Instructions to follow: Find each line that has the string "this" and give the total, with nothing else.

Raw records:
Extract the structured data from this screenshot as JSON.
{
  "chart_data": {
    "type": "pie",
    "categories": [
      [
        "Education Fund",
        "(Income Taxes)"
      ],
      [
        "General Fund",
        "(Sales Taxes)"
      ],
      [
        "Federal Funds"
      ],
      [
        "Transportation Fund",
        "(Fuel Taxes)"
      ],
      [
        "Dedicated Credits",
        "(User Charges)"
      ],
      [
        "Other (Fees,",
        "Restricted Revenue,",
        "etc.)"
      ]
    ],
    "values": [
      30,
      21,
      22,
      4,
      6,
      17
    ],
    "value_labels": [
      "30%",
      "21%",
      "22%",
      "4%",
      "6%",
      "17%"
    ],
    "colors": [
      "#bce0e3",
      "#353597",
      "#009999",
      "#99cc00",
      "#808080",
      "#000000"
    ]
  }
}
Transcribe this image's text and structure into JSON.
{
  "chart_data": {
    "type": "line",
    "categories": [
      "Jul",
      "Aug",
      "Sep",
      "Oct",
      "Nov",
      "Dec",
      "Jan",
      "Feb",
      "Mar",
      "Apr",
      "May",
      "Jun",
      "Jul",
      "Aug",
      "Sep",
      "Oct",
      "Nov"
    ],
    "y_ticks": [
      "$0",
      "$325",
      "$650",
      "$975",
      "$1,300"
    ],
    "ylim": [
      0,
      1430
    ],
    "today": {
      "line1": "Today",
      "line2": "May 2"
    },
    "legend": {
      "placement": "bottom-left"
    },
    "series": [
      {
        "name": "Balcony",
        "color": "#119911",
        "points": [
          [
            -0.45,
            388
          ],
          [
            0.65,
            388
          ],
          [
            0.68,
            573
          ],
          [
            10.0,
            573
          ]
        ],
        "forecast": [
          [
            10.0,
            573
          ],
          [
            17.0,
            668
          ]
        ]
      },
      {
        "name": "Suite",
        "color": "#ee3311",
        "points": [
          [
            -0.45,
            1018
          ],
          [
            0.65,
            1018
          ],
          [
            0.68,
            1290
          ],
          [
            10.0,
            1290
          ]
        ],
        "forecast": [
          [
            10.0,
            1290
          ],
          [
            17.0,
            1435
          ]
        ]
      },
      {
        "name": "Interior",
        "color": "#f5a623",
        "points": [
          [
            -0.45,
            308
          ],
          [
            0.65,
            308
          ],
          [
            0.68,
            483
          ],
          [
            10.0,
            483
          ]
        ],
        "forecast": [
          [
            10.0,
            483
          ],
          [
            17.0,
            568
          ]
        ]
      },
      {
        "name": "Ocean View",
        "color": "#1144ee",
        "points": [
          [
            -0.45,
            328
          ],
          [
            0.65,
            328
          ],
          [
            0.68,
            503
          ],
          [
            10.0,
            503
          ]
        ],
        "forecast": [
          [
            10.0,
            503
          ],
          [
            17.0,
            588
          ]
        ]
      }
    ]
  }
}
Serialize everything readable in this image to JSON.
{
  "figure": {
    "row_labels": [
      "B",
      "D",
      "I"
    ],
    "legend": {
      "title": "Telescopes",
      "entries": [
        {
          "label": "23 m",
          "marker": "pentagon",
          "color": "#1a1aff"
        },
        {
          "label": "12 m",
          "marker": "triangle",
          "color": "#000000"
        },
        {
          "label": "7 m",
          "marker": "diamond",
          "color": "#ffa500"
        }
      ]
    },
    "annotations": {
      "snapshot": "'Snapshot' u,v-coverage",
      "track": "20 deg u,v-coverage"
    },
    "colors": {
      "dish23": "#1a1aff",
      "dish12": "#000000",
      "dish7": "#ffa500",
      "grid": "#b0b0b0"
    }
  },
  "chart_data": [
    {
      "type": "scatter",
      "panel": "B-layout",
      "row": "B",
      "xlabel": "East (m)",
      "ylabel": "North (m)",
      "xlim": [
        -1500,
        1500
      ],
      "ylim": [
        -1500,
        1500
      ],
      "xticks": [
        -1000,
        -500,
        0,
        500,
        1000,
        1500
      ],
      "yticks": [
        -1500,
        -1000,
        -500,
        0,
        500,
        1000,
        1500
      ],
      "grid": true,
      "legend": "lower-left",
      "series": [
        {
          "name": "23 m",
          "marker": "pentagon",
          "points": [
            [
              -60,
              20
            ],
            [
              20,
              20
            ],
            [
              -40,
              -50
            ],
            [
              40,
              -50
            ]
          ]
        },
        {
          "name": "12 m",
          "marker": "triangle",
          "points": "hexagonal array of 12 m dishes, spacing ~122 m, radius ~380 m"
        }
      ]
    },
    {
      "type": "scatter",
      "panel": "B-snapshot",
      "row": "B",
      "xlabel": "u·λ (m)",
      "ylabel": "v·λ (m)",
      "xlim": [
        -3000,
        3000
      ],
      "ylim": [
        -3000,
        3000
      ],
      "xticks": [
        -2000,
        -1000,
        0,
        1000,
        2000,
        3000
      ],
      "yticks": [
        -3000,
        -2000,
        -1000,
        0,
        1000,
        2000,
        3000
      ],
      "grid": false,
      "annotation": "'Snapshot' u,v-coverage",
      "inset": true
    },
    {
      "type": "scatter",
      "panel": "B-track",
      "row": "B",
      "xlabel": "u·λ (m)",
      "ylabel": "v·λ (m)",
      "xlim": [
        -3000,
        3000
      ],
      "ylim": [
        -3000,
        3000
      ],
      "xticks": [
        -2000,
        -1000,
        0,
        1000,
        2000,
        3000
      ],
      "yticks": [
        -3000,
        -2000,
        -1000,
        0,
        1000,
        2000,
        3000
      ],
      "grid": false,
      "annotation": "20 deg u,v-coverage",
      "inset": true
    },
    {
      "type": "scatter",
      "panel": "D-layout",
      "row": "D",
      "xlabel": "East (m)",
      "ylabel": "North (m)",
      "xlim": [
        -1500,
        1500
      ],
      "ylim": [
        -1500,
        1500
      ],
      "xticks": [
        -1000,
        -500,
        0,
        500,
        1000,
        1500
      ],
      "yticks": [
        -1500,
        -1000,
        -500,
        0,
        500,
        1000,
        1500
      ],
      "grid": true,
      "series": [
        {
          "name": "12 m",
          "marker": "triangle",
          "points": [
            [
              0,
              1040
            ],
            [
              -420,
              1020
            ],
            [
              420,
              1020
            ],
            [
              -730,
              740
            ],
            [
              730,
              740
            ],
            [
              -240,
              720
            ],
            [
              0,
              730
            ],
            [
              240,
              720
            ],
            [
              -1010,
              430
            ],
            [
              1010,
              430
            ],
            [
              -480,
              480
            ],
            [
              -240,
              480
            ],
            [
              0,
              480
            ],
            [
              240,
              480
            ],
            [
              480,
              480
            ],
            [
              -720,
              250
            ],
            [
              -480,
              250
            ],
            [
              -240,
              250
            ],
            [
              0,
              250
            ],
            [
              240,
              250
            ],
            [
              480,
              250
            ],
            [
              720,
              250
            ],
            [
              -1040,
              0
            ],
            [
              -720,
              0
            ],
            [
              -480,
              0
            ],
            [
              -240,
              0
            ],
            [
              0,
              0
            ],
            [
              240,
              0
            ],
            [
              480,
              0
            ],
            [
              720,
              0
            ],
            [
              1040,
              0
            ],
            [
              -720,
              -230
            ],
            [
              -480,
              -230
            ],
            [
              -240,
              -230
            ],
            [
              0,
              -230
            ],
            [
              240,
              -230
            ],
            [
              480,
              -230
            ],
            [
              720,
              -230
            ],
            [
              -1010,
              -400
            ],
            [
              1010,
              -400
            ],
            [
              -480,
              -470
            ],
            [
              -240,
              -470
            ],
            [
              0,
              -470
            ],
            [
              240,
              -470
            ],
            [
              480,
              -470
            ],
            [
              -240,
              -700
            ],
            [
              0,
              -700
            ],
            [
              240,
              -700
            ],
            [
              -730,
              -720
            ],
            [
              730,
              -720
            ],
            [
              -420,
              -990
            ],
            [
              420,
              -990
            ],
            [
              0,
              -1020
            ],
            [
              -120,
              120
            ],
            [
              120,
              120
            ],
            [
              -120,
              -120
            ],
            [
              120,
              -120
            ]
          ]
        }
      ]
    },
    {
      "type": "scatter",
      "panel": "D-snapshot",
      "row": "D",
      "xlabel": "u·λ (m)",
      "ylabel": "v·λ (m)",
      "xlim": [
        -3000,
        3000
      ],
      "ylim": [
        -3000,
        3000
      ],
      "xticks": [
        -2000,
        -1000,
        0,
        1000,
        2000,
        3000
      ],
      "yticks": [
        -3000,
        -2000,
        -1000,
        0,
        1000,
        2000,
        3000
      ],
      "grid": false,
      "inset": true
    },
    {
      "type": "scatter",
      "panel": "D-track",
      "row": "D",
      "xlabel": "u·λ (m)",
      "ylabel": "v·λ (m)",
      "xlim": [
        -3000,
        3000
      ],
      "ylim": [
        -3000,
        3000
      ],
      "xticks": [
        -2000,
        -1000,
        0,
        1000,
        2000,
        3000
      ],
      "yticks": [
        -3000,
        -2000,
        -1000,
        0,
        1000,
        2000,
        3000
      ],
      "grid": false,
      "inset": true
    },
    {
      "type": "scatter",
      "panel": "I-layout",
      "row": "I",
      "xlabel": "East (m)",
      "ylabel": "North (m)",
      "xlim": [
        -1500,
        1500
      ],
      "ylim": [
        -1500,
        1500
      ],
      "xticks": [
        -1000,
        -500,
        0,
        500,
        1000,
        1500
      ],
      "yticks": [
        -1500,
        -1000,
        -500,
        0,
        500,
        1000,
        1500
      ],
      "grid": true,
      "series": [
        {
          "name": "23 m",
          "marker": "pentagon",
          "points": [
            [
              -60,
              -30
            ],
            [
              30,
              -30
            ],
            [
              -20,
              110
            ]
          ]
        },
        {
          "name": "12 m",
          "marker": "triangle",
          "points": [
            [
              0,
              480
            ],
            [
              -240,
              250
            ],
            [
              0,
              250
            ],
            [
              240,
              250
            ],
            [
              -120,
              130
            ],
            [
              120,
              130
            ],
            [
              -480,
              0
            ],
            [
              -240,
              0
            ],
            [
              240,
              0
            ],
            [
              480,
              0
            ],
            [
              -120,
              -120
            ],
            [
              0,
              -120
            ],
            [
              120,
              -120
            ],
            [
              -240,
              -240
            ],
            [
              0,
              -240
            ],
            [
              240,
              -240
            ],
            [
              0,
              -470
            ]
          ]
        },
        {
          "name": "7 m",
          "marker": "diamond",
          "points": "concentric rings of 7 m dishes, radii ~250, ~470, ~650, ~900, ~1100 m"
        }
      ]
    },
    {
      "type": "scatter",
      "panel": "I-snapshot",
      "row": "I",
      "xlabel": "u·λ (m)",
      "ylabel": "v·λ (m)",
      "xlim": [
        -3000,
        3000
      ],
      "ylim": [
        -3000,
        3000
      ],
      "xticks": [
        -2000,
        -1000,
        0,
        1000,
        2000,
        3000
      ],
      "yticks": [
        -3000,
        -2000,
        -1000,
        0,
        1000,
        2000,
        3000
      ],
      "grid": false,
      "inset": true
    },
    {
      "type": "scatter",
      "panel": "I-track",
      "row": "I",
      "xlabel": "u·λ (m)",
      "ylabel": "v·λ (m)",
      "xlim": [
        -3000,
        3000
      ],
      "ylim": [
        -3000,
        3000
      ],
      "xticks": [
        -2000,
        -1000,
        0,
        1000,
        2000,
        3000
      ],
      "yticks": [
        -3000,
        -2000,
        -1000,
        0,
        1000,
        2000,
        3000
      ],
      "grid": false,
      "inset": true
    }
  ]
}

Written answer: 3